#### [WHAT IS NEEDED]
Take every line where the string "masowa" appears and copy it.

==== RECORDED DATA ====

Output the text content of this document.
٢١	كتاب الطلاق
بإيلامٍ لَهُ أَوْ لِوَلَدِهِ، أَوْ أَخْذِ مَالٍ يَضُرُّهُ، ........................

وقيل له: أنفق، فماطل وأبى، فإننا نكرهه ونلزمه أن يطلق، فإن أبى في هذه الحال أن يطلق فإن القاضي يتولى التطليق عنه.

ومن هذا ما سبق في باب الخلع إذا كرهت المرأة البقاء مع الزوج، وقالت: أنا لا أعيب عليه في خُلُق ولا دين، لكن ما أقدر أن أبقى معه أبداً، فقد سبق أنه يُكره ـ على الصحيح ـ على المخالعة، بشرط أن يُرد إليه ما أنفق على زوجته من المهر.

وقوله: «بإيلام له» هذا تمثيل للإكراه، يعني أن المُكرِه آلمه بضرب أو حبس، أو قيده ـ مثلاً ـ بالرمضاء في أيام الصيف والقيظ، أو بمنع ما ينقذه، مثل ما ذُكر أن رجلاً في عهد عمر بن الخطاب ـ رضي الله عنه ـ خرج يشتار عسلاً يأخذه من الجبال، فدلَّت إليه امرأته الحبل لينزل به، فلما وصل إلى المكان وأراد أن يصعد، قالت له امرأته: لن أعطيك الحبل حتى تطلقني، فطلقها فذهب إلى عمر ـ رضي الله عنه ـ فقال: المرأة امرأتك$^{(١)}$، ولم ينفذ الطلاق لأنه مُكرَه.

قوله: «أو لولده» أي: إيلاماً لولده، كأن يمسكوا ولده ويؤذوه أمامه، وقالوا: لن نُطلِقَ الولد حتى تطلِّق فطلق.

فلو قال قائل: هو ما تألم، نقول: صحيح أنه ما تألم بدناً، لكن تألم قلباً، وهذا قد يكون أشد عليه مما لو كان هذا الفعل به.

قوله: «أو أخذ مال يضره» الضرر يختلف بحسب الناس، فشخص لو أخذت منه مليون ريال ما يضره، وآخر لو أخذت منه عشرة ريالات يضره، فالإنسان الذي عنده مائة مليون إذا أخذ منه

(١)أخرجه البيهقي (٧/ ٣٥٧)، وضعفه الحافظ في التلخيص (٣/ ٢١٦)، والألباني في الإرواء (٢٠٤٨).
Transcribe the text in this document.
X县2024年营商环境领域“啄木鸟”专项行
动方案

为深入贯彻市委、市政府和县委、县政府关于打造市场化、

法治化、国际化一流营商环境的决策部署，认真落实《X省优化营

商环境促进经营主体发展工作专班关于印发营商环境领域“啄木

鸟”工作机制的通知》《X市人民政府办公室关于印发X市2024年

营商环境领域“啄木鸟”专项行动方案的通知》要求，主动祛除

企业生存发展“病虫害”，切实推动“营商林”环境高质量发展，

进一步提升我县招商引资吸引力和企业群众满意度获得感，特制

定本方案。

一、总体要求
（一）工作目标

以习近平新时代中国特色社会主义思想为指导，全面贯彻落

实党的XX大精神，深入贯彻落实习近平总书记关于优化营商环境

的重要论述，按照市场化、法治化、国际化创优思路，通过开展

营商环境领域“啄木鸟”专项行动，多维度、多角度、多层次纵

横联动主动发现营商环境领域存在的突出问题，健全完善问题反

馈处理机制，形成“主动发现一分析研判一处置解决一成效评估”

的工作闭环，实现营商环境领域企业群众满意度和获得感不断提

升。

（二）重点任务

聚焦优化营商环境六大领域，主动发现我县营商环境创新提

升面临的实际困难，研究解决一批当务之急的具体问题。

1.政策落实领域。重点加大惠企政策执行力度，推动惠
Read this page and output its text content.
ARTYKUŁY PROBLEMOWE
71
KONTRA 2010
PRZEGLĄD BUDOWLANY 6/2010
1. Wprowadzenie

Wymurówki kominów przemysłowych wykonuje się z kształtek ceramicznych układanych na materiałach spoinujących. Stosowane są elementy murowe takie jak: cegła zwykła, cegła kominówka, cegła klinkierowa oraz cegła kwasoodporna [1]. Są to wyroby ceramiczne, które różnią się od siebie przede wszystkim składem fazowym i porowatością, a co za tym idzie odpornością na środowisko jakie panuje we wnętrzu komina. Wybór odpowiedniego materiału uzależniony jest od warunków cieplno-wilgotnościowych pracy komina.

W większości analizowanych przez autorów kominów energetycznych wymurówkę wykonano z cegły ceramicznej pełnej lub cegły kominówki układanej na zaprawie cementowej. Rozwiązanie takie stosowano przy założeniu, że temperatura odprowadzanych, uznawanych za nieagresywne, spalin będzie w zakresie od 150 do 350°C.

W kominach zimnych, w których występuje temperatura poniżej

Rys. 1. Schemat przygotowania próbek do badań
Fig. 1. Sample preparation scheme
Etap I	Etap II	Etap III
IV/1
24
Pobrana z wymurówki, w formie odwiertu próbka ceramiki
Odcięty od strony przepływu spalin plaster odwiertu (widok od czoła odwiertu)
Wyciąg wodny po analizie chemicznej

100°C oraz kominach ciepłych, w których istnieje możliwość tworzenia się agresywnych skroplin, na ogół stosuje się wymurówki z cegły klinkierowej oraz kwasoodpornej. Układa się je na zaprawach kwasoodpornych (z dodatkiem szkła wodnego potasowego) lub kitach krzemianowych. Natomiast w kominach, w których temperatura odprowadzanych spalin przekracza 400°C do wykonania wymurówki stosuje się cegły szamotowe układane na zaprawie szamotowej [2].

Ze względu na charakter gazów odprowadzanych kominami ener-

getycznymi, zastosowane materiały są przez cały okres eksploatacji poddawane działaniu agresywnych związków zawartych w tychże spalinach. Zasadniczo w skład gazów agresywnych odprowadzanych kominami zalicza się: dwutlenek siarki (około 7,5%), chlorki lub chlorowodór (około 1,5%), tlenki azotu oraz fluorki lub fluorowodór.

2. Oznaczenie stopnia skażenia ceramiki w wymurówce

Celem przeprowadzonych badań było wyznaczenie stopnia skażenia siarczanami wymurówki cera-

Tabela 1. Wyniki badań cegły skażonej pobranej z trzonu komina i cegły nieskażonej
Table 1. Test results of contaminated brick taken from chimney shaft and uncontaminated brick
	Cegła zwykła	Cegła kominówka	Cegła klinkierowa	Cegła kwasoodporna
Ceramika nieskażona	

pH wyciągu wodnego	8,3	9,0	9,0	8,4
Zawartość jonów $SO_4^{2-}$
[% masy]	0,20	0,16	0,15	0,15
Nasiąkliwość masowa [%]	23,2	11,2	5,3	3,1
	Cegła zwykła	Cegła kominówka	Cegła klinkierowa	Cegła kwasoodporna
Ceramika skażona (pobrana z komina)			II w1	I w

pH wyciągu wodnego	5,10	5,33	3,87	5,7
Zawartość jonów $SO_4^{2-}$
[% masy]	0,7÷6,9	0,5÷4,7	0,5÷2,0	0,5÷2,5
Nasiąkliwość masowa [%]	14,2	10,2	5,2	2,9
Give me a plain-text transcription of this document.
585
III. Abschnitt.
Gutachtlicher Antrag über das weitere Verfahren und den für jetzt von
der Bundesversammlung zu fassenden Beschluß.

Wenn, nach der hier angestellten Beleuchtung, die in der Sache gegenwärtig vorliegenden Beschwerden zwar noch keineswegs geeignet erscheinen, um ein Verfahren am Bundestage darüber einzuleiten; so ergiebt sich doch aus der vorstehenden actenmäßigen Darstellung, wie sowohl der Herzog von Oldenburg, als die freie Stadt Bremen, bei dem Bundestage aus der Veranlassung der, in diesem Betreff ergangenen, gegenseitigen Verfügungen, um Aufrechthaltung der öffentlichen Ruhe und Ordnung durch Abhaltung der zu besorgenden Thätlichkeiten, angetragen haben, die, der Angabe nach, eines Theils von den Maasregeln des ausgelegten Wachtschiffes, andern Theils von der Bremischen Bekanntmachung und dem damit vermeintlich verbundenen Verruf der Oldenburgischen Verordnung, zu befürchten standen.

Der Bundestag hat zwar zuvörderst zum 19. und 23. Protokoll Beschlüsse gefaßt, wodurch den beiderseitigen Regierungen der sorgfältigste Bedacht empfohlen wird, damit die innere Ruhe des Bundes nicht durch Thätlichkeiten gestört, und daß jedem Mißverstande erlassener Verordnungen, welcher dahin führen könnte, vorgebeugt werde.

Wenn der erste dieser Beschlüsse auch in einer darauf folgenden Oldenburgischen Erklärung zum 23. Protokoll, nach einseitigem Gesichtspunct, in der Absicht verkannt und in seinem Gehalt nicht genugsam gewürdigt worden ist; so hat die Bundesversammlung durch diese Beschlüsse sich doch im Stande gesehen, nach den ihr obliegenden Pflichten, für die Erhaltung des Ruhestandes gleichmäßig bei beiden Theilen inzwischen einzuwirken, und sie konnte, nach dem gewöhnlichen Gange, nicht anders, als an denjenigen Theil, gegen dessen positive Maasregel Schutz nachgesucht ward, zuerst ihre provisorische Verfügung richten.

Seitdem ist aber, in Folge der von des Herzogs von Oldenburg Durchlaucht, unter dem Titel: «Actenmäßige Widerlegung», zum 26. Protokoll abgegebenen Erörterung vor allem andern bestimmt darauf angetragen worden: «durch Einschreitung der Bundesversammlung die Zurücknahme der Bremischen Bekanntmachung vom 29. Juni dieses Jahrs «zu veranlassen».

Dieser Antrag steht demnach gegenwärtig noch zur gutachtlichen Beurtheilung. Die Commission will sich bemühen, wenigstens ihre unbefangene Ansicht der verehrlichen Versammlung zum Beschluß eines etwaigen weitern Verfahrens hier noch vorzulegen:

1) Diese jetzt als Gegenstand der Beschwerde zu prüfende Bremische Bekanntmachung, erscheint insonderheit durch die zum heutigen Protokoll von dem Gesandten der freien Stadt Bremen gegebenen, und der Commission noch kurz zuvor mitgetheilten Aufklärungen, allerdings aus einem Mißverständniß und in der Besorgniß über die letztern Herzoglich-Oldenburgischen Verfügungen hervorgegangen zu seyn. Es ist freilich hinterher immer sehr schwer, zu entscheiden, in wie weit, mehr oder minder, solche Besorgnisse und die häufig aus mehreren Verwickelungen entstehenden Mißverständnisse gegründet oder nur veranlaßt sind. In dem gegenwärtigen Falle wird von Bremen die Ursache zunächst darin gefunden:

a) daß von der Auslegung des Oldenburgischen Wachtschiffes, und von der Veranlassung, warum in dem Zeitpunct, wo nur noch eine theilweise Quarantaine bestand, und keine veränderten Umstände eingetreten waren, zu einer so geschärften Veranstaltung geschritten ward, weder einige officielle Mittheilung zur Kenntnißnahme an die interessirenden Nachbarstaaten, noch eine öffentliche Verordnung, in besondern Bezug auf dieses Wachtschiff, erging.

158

====

#### [COMPLETE ANSWER]
Nasiąkliwość masowa [%]	23,2	11,2	5,3	3,1
Nasiąkliwość masowa [%]	14,2	10,2	5,2	2,9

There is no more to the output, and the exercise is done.